## RECORDS FOR THE EXERCISE
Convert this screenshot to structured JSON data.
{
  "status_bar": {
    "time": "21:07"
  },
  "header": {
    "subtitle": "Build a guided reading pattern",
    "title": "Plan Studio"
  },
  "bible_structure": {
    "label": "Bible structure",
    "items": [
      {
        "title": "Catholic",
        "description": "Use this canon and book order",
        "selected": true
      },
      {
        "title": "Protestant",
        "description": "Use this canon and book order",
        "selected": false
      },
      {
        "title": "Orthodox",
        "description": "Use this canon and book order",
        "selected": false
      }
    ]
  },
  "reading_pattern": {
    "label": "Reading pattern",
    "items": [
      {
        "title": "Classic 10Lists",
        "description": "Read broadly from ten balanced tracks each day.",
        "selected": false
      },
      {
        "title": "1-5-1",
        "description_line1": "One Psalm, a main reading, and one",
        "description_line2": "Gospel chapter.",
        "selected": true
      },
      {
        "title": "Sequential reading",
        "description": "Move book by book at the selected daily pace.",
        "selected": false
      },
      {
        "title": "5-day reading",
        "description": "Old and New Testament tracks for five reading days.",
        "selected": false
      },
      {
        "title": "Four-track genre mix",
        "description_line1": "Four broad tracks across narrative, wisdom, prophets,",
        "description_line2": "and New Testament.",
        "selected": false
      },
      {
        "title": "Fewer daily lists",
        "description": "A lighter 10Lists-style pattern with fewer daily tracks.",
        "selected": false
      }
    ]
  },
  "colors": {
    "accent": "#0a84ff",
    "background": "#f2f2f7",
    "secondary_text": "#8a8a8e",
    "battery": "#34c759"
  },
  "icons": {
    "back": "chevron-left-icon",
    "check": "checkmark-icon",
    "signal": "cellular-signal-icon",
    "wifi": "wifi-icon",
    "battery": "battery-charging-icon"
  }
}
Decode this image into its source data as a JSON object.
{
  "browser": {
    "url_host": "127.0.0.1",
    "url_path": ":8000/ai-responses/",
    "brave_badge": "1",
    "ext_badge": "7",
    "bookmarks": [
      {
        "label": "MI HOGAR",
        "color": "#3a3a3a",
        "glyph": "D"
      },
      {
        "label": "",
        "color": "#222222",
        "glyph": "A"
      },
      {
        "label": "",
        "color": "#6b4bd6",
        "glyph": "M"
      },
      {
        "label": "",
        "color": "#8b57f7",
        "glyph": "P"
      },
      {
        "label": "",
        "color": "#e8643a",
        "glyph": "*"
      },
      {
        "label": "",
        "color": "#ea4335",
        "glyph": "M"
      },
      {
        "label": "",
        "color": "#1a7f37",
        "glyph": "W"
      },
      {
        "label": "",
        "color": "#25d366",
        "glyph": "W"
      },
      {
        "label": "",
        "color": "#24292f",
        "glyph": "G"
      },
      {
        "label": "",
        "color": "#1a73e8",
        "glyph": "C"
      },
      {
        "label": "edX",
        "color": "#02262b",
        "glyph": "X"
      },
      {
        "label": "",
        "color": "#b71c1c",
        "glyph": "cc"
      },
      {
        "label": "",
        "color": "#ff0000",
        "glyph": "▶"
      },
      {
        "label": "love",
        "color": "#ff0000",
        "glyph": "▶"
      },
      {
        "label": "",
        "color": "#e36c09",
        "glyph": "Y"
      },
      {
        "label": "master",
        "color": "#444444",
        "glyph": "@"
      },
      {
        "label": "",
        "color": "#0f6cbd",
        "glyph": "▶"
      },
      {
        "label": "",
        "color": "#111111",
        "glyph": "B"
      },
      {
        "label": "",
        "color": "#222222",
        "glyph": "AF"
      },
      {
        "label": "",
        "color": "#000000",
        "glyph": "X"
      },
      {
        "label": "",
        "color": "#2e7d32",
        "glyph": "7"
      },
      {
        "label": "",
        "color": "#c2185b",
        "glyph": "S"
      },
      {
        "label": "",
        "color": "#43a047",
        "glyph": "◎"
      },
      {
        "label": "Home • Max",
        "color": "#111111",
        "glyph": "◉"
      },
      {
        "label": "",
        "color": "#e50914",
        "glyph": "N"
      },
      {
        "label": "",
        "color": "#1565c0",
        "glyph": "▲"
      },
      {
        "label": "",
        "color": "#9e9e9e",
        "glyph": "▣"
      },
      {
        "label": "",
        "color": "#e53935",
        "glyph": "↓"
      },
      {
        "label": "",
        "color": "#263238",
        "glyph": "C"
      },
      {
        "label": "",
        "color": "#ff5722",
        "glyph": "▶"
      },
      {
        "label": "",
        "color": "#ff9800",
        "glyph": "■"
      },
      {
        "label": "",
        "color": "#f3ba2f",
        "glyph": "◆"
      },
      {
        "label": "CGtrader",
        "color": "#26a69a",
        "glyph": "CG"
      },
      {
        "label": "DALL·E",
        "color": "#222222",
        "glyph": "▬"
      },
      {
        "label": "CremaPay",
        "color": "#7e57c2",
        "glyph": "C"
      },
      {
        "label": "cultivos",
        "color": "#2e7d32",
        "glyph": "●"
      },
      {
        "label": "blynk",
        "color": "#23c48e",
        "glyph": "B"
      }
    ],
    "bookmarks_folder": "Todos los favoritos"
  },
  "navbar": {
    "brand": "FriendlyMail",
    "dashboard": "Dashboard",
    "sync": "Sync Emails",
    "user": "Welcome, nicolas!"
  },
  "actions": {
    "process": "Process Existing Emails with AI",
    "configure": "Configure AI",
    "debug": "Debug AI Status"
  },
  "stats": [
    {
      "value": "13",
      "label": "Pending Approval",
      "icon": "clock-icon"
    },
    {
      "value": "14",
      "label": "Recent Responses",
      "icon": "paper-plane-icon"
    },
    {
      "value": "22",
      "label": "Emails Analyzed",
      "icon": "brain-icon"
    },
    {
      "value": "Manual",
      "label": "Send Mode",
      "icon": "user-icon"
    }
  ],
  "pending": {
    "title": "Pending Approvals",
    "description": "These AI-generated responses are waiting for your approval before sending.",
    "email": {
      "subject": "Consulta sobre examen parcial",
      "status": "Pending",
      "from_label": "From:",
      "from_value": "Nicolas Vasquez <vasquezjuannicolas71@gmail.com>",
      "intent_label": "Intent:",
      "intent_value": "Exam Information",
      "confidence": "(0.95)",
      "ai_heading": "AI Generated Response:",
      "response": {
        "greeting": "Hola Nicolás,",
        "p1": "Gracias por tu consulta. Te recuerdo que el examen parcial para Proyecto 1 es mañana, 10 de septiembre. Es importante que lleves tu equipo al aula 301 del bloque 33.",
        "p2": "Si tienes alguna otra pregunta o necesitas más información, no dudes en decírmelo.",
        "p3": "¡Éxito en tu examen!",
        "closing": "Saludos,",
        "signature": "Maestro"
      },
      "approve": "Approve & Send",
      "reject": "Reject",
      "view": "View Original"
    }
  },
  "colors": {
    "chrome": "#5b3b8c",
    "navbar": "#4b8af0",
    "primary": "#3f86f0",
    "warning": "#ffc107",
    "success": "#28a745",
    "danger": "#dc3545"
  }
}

## WHAT IS NEEDED
Repeat the listing above without any change.

## ANSWER FOR THIS EXERCISE
Convert this screenshot to structured JSON data.
{
  "status_bar": {
    "time": "21:07"
  },
  "header": {
    "subtitle": "Build a guided reading pattern",
    "title": "Plan Studio"
  },
  "bible_structure": {
    "label": "Bible structure",
    "items": [
      {
        "title": "Catholic",
        "description": "Use this canon and book order",
        "selected": true
      },
      {
        "title": "Protestant",
        "description": "Use this canon and book order",
        "selected": false
      },
      {
        "title": "Orthodox",
        "description": "Use this canon and book order",
        "selected": false
      }
    ]
  },
  "reading_pattern": {
    "label": "Reading pattern",
    "items": [
      {
        "title": "Classic 10Lists",
        "description": "Read broadly from ten balanced tracks each day.",
        "selected": false
      },
      {
        "title": "1-5-1",
        "description_line1": "One Psalm, a main reading, and one",
        "description_line2": "Gospel chapter.",
        "selected": true
      },
      {
        "title": "Sequential reading",
        "description": "Move book by book at the selected daily pace.",
        "selected": false
      },
      {
        "title": "5-day reading",
        "description": "Old and New Testament tracks for five reading days.",
        "selected": false
      },
      {
        "title": "Four-track genre mix",
        "description_line1": "Four broad tracks across narrative, wisdom, prophets,",
        "description_line2": "and New Testament.",
        "selected": false
      },
      {
        "title": "Fewer daily lists",
        "description": "A lighter 10Lists-style pattern with fewer daily tracks.",
        "selected": false
      }
    ]
  },
  "colors": {
    "accent": "#0a84ff",
    "background": "#f2f2f7",
    "secondary_text": "#8a8a8e",
    "battery": "#34c759"
  },
  "icons": {
    "back": "chevron-left-icon",
    "check": "checkmark-icon",
    "signal": "cellular-signal-icon",
    "wifi": "wifi-icon",
    "battery": "battery-charging-icon"
  }
}
Decode this image into its source data as a JSON object.
{
  "browser": {
    "url_host": "127.0.0.1",
    "url_path": ":8000/ai-responses/",
    "brave_badge": "1",
    "ext_badge": "7",
    "bookmarks": [
      {
        "label": "MI HOGAR",
        "color": "#3a3a3a",
        "glyph": "D"
      },
      {
        "label": "",
        "color": "#222222",
        "glyph": "A"
      },
      {
        "label": "",
        "color": "#6b4bd6",
        "glyph": "M"
      },
      {
        "label": "",
        "color": "#8b57f7",
        "glyph": "P"
      },
      {
        "label": "",
        "color": "#e8643a",
        "glyph": "*"
      },
      {
        "label": "",
        "color": "#ea4335",
        "glyph": "M"
      },
      {
        "label": "",
        "color": "#1a7f37",
        "glyph": "W"
      },
      {
        "label": "",
        "color": "#25d366",
        "glyph": "W"
      },
      {
        "label": "",
        "color": "#24292f",
        "glyph": "G"
      },
      {
        "label": "",
        "color": "#1a73e8",
        "glyph": "C"
      },
      {
        "label": "edX",
        "color": "#02262b",
        "glyph": "X"
      },
      {
        "label": "",
        "color": "#b71c1c",
        "glyph": "cc"
      },
      {
        "label": "",
        "color": "#ff0000",
        "glyph": "▶"
      },
      {
        "label": "love",
        "color": "#ff0000",
        "glyph": "▶"
      },
      {
        "label": "",
        "color": "#e36c09",
        "glyph": "Y"
      },
      {
        "label": "master",
        "color": "#444444",
        "glyph": "@"
      },
      {
        "label": "",
        "color": "#0f6cbd",
        "glyph": "▶"
      },
      {
        "label": "",
        "color": "#111111",
        "glyph": "B"
      },
      {
        "label": "",
        "color": "#222222",
        "glyph": "AF"
      },
      {
        "label": "",
        "color": "#000000",
        "glyph": "X"
      },
      {
        "label": "",
        "color": "#2e7d32",
        "glyph": "7"
      },
      {
        "label": "",
        "color": "#c2185b",
        "glyph": "S"
      },
      {
        "label": "",
        "color": "#43a047",
        "glyph": "◎"
      },
      {
        "label": "Home • Max",
        "color": "#111111",
        "glyph": "◉"
      },
      {
        "label": "",
        "color": "#e50914",
        "glyph": "N"
      },
      {
        "label": "",
        "color": "#1565c0",
        "glyph": "▲"
      },
      {
        "label": "",
        "color": "#9e9e9e",
        "glyph": "▣"
      },
      {
        "label": "",
        "color": "#e53935",
        "glyph": "↓"
      },
      {
        "label": "",
        "color": "#263238",
        "glyph": "C"
      },
      {
        "label": "",
        "color": "#ff5722",
        "glyph": "▶"
      },
      {
        "label": "",
        "color": "#ff9800",
        "glyph": "■"
      },
      {
        "label": "",
        "color": "#f3ba2f",
        "glyph": "◆"
      },
      {
        "label": "CGtrader",
        "color": "#26a69a",
        "glyph": "CG"
      },
      {
        "label": "DALL·E",
        "color": "#222222",
        "glyph": "▬"
      },
      {
        "label": "CremaPay",
        "color": "#7e57c2",
        "glyph": "C"
      },
      {
        "label": "cultivos",
        "color": "#2e7d32",
        "glyph": "●"
      },
      {
        "label": "blynk",
        "color": "#23c48e",
        "glyph": "B"
      }
    ],
    "bookmarks_folder": "Todos los favoritos"
  },
  "navbar": {
    "brand": "FriendlyMail",
    "dashboard": "Dashboard",
    "sync": "Sync Emails",
    "user": "Welcome, nicolas!"
  },
  "actions": {
    "process": "Process Existing Emails with AI",
    "configure": "Configure AI",
    "debug": "Debug AI Status"
  },
  "stats": [
    {
      "value": "13",
      "label": "Pending Approval",
      "icon": "clock-icon"
    },
    {
      "value": "14",
      "label": "Recent Responses",
      "icon": "paper-plane-icon"
    },
    {
      "value": "22",
      "label": "Emails Analyzed",
      "icon": "brain-icon"
    },
    {
      "value": "Manual",
      "label": "Send Mode",
      "icon": "user-icon"
    }
  ],
  "pending": {
    "title": "Pending Approvals",
    "description": "These AI-generated responses are waiting for your approval before sending.",
    "email": {
      "subject": "Consulta sobre examen parcial",
      "status": "Pending",
      "from_label": "From:",
      "from_value": "Nicolas Vasquez <vasquezjuannicolas71@gmail.com>",
      "intent_label": "Intent:",
      "intent_value": "Exam Information",
      "confidence": "(0.95)",
      "ai_heading": "AI Generated Response:",
      "response": {
        "greeting": "Hola Nicolás,",
        "p1": "Gracias por tu consulta. Te recuerdo que el examen parcial para Proyecto 1 es mañana, 10 de septiembre. Es importante que lleves tu equipo al aula 301 del bloque 33.",
        "p2": "Si tienes alguna otra pregunta o necesitas más información, no dudes en decírmelo.",
        "p3": "¡Éxito en tu examen!",
        "closing": "Saludos,",
        "signature": "Maestro"
      },
      "approve": "Approve & Send",
      "reject": "Reject",
      "view": "View Original"
    }
  },
  "colors": {
    "chrome": "#5b3b8c",
    "navbar": "#4b8af0",
    "primary": "#3f86f0",
    "warning": "#ffc107",
    "success": "#28a745",
    "danger": "#dc3545"
  }
}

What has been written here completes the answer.